## [Instruction A]
Copy out, line for line, the part of the entries that begins with the line containing "Patent image size: (867, 1262)." and ends with the line containing "The ostium 59 is at (352, 147).".

## [Source]
»»

The autoreload extension is already loaded. To reload it, use:
  %reload_ext autoreload


In [16]:
import collections

## Loading Text-Fabric

Import the Fabric module from text-fabric:

In [17]:
from tf.fabric import Fabric

### instantiate text-fabric
Load the module with its path in the `text-fabric-data` directory.

In [18]:
TF = Fabric(modules='greek/sblgnt')

This is Text-Fabric 2.1.2
Api reference : https://github.com/ETCBC/text-fabric/wiki/Api
Tutorial      : https://github.com/ETCBC/text-fabric/blob/master/docs/tutorial.ipynb
Data sources  : https://github.com/ETCBC/text-fabric-data
Data docs     : https://etcbc.github.io/text-fabric-data/features/hebrew/etcbc4c/0_overview.html
Shebanq docs  : https://shebanq.ancient-data.org/text
Slack team    : https://shebanq.slack.com/signup
Questions? Ask shebanq@ancient-data.org for an invite to Slack
35 features found and 0 ignored


### load sblgnt features

Select which features to load from the data. The available features are in the [sblgnt features documentation](https://etcbc.github.io/text-fabric-data/features/greek/sblgnt/0_home.html). Features unique to text-fabric are lower-case while features native to sblgnt are upper. 

Features are loaded with the load method on the Fabric object. The method takes a string argument with all of the features. Features in the load string may be space or new-line separated.

In [19]:
api = TF.load('''
                Cat Gender Tense
                Unicode UnicodeLemma Mood
                book chapter verse
                otype function psp
                freq_occ freq_lex
              ''')

api.makeAvailableIn(globals()) # optional line, but without it you must always append api.

  0.00s loading features ...
   |     0.01s B otype                from /Users/Cody/github/text-fabric-data/greek/sblgnt
   |     0.00s B book                 from /Users/Cody/github/text-fabric-data/greek/sblgnt
   |     0.00s B chapter              from /Users/Cody/github/text-fabric-data/greek/sblgnt
   |     0.00s B verse                from /Users/Cody/github/text-fabric-data/greek/sblgnt
   |     0.09s B Unicode              from /Users/Cody/github/text-fabric-data/greek/sblgnt
   |     0.07s B UnicodeLemma         from /Users/Cody/github/text-fabric-data/greek/sblgnt
   |     0.10s B Cat                  from /Users/Cody/github/text-fabric-data/greek/sblgnt
   |     0.03s B Gender               from /Users/Cody/github/text-fabric-data/greek/sblgnt
   |     0.01s B Tense                from /Users/Cody/github/text-fabric-data/greek/sblgnt
   |     0.01s B Mood                 from /Users/Cody/github/text-fabric-data/greek/sblgnt
   |     0.07s B function             from /Users/C

<hr>

## Intro to Nodes, Objects, and Features

TF uses nodes, objects, and features as pointers to the data.

### what is a node?

A node is an arbitrary integer that TF uses to look up the data. Every datapoint in TF has its own unique node. We supply node numbers to TF python objects and get the value in return.

««

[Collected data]
»»

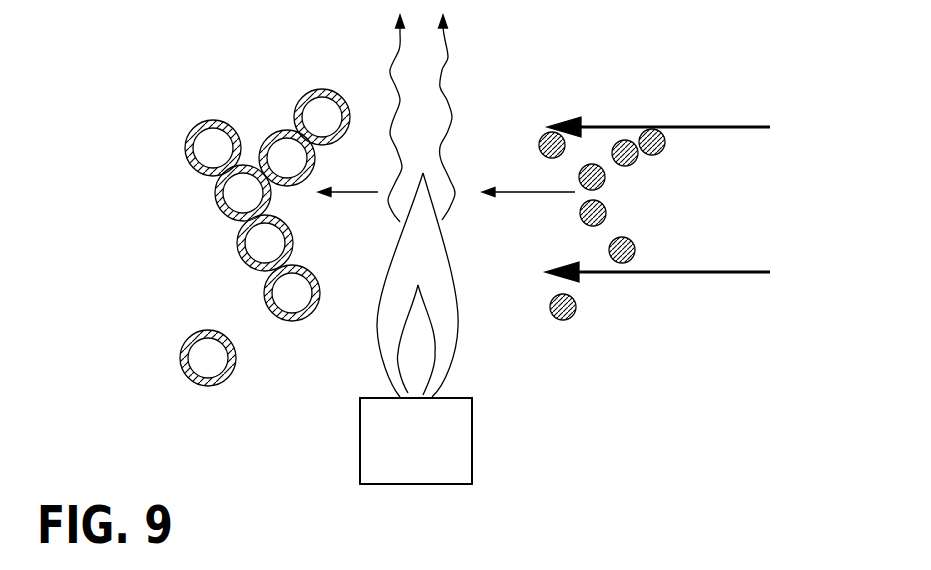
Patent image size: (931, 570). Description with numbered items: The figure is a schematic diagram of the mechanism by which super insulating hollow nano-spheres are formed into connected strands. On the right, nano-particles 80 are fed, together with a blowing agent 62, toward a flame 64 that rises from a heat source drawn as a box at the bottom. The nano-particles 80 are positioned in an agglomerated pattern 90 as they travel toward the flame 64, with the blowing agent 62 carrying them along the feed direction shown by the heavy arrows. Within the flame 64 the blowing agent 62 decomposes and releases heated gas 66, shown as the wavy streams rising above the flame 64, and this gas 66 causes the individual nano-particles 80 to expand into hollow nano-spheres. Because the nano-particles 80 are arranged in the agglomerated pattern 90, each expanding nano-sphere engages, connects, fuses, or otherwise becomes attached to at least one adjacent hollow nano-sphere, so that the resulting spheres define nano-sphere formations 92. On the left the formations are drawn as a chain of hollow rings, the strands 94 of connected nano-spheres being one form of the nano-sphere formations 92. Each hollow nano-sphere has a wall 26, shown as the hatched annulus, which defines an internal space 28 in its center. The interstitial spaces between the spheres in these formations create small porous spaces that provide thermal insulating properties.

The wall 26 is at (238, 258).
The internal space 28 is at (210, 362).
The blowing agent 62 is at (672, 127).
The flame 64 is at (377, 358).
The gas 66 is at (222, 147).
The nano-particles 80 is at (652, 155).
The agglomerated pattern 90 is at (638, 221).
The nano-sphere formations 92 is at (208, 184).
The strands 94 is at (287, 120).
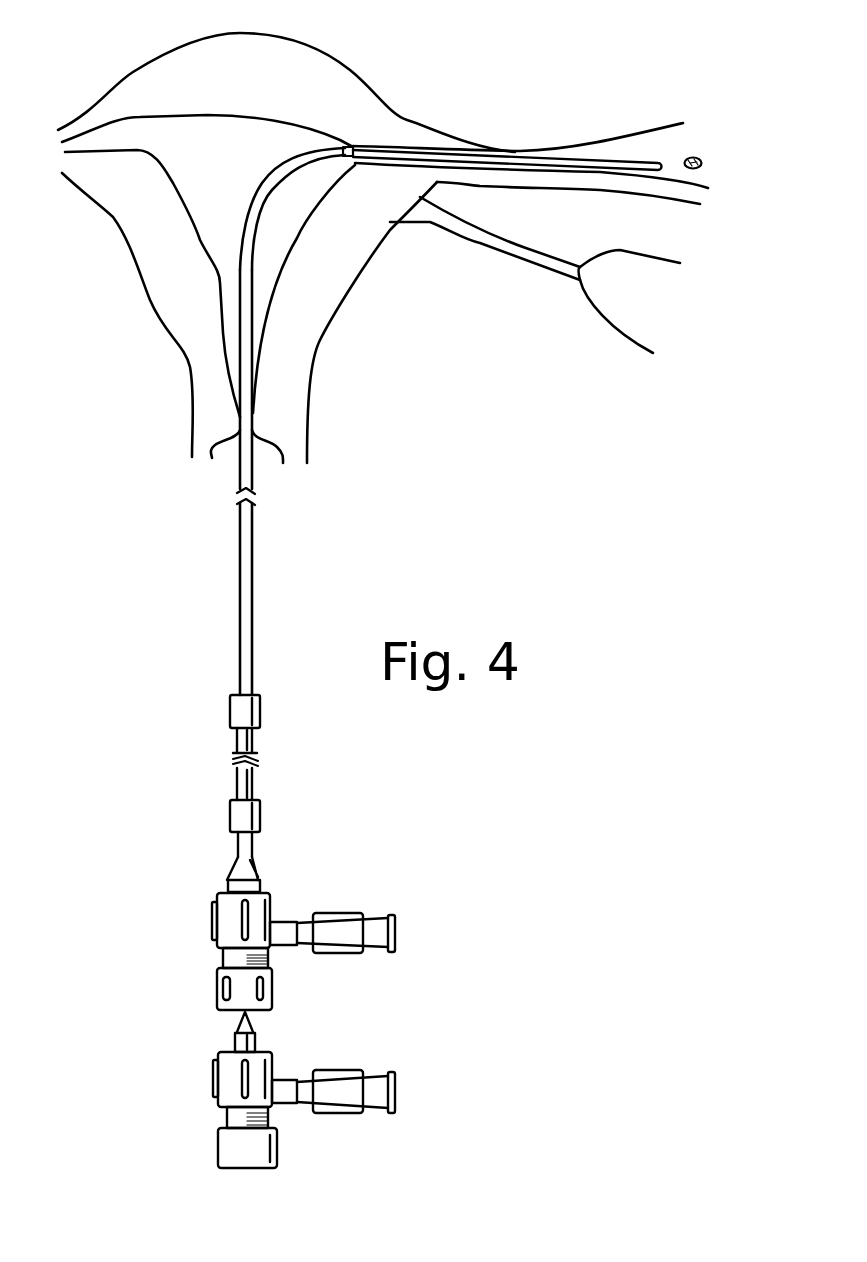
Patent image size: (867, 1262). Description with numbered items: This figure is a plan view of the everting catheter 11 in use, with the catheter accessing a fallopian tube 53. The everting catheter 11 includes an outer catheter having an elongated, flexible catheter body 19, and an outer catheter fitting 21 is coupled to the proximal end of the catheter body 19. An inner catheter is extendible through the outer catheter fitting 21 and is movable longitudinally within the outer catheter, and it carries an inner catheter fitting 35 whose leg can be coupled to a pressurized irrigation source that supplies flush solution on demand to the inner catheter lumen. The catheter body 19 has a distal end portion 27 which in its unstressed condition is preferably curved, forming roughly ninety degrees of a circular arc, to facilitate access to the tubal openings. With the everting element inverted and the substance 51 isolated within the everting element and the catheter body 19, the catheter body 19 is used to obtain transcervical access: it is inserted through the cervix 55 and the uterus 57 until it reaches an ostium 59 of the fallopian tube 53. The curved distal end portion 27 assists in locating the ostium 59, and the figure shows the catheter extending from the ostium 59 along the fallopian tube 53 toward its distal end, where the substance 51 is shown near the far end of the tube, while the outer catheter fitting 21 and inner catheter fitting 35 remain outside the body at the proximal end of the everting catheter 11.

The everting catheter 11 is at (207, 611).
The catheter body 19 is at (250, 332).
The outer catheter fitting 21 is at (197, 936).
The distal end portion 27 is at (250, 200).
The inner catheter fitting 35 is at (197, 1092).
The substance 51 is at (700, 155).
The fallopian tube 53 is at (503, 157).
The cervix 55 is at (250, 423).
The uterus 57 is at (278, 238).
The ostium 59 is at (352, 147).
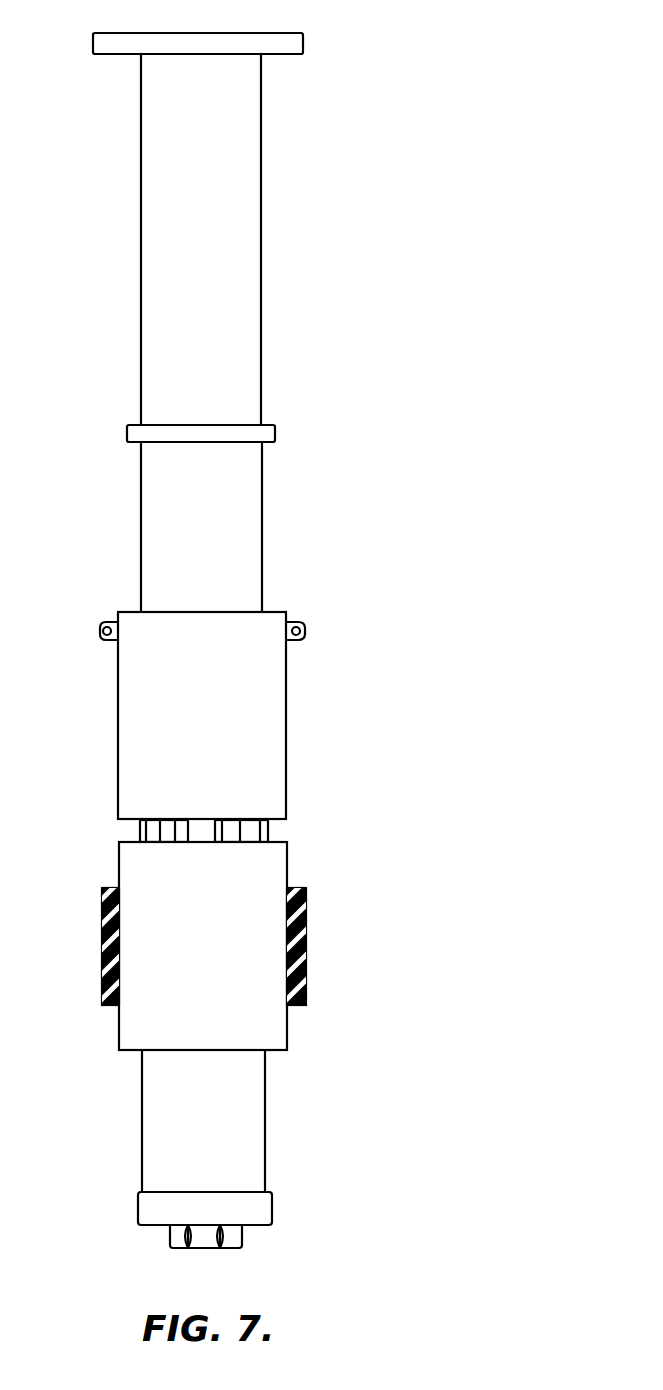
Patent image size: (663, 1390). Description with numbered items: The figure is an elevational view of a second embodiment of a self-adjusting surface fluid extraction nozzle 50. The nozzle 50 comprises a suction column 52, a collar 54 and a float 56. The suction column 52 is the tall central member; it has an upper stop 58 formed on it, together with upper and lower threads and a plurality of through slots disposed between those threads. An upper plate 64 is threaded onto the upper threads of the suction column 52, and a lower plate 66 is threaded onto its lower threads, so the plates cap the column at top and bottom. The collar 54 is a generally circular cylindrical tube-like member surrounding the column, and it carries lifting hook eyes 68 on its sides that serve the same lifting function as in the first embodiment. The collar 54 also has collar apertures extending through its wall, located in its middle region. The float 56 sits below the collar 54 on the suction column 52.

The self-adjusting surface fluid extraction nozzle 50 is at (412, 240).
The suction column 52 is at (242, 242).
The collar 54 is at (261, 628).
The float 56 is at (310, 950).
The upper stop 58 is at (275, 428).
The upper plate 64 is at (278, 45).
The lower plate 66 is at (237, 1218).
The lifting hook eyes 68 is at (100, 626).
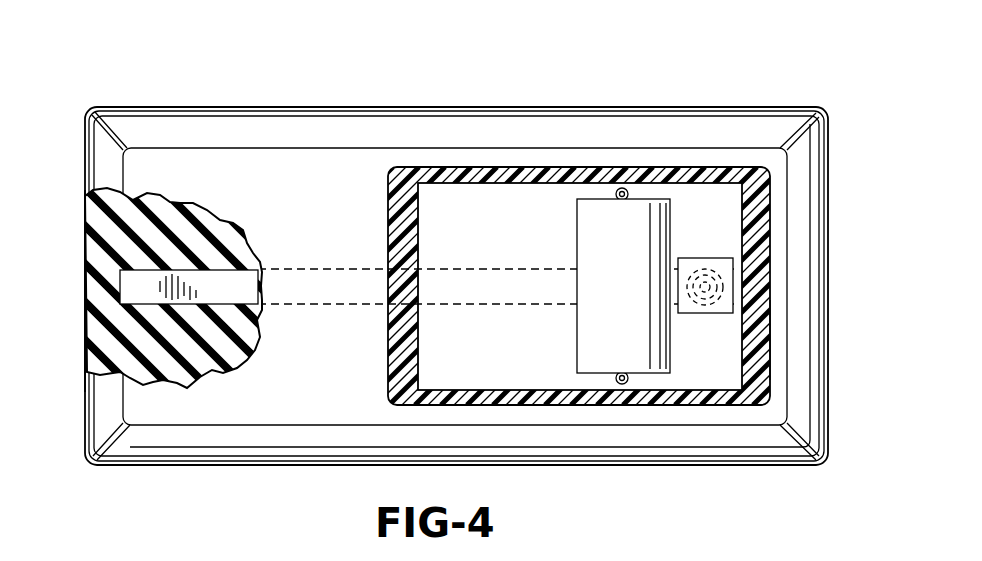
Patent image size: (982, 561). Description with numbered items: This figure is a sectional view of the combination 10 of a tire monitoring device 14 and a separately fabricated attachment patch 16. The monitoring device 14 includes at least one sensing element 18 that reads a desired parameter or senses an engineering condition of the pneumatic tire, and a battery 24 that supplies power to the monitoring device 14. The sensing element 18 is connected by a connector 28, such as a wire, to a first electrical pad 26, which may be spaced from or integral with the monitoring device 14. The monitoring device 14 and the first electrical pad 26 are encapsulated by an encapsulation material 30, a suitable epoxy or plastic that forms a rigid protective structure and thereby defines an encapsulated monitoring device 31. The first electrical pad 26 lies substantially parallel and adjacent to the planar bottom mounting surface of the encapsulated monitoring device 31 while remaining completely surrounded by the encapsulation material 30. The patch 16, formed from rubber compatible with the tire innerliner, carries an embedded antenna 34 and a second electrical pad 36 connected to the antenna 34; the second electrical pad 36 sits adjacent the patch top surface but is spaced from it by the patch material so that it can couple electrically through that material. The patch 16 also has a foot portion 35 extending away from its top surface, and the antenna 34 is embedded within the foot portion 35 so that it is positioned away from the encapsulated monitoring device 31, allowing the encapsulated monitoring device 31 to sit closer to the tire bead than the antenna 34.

««

## [Instruction B]
In the Text-Fabric notebook, how can features unique to text-fabric be told apart from features native to sblgnt?

## [Answer A]
Patent image size: (867, 1262). Description with numbered items: This figure is a plan view of the everting catheter 11 in use, with the catheter accessing a fallopian tube 53. The everting catheter 11 includes an outer catheter having an elongated, flexible catheter body 19, and an outer catheter fitting 21 is coupled to the proximal end of the catheter body 19. An inner catheter is extendible through the outer catheter fitting 21 and is movable longitudinally within the outer catheter, and it carries an inner catheter fitting 35 whose leg can be coupled to a pressurized irrigation source that supplies flush solution on demand to the inner catheter lumen. The catheter body 19 has a distal end portion 27 which in its unstressed condition is preferably curved, forming roughly ninety degrees of a circular arc, to facilitate access to the tubal openings. With the everting element inverted and the substance 51 isolated within the everting element and the catheter body 19, the catheter body 19 is used to obtain transcervical access: it is inserted through the cervix 55 and the uterus 57 until it reaches an ostium 59 of the fallopian tube 53. The curved distal end portion 27 assists in locating the ostium 59, and the figure shows the catheter extending from the ostium 59 along the fallopian tube 53 toward its distal end, where the substance 51 is shown near the far end of the tube, while the outer catheter fitting 21 and inner catheter fitting 35 remain outside the body at the proximal end of the everting catheter 11.

The everting catheter 11 is at (207, 611).
The catheter body 19 is at (250, 332).
The outer catheter fitting 21 is at (197, 936).
The distal end portion 27 is at (250, 200).
The inner catheter fitting 35 is at (197, 1092).
The substance 51 is at (700, 155).
The fallopian tube 53 is at (503, 157).
The cervix 55 is at (250, 423).
The uterus 57 is at (278, 238).
The ostium 59 is at (352, 147).

## [Answer B]
Features unique to text-fabric are lower-case, while features native to sblgnt are upper-case.